**GOAL OF THE EXERCISE:**
Leave the pictures out. Return all other data exactly.

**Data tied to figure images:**
↓

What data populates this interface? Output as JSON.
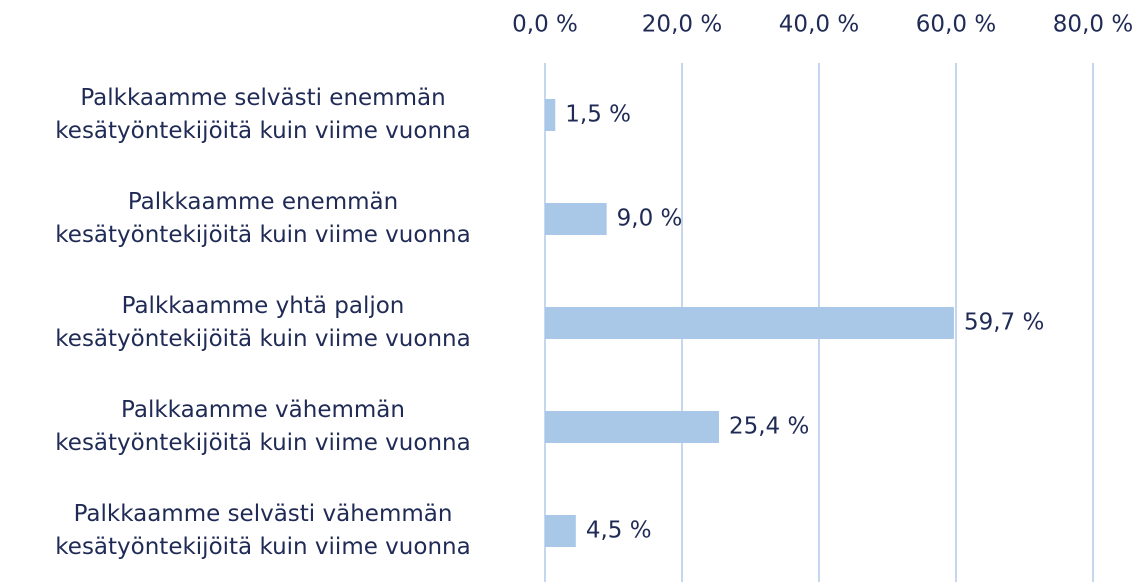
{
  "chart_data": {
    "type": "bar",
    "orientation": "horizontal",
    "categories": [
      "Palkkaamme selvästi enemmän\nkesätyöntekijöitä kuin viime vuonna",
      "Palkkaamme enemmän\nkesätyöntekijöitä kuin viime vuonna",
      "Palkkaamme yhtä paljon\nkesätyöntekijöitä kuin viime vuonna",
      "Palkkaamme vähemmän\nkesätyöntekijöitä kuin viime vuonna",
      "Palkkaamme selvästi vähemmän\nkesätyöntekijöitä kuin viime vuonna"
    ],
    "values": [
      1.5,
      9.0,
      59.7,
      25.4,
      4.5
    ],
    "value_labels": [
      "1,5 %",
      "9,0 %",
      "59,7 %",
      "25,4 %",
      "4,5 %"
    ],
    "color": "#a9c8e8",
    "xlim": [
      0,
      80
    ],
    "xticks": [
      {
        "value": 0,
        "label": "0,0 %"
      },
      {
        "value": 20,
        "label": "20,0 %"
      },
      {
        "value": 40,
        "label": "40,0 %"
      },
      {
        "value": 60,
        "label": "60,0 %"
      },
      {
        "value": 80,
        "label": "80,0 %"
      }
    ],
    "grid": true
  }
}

↑

**TASK SOLUTION:**
What data populates this interface? Output as JSON.
{
  "chart_data": {
    "type": "bar",
    "orientation": "horizontal",
    "categories": [
      "Palkkaamme selvästi enemmän\nkesätyöntekijöitä kuin viime vuonna",
      "Palkkaamme enemmän\nkesätyöntekijöitä kuin viime vuonna",
      "Palkkaamme yhtä paljon\nkesätyöntekijöitä kuin viime vuonna",
      "Palkkaamme vähemmän\nkesätyöntekijöitä kuin viime vuonna",
      "Palkkaamme selvästi vähemmän\nkesätyöntekijöitä kuin viime vuonna"
    ],
    "values": [
      1.5,
      9.0,
      59.7,
      25.4,
      4.5
    ],
    "value_labels": [
      "1,5 %",
      "9,0 %",
      "59,7 %",
      "25,4 %",
      "4,5 %"
    ],
    "color": "#a9c8e8",
    "xlim": [
      0,
      80
    ],
    "xticks": [
      {
        "value": 0,
        "label": "0,0 %"
      },
      {
        "value": 20,
        "label": "20,0 %"
      },
      {
        "value": 40,
        "label": "40,0 %"
      },
      {
        "value": 60,
        "label": "60,0 %"
      },
      {
        "value": 80,
        "label": "80,0 %"
      }
    ],
    "grid": true
  }
}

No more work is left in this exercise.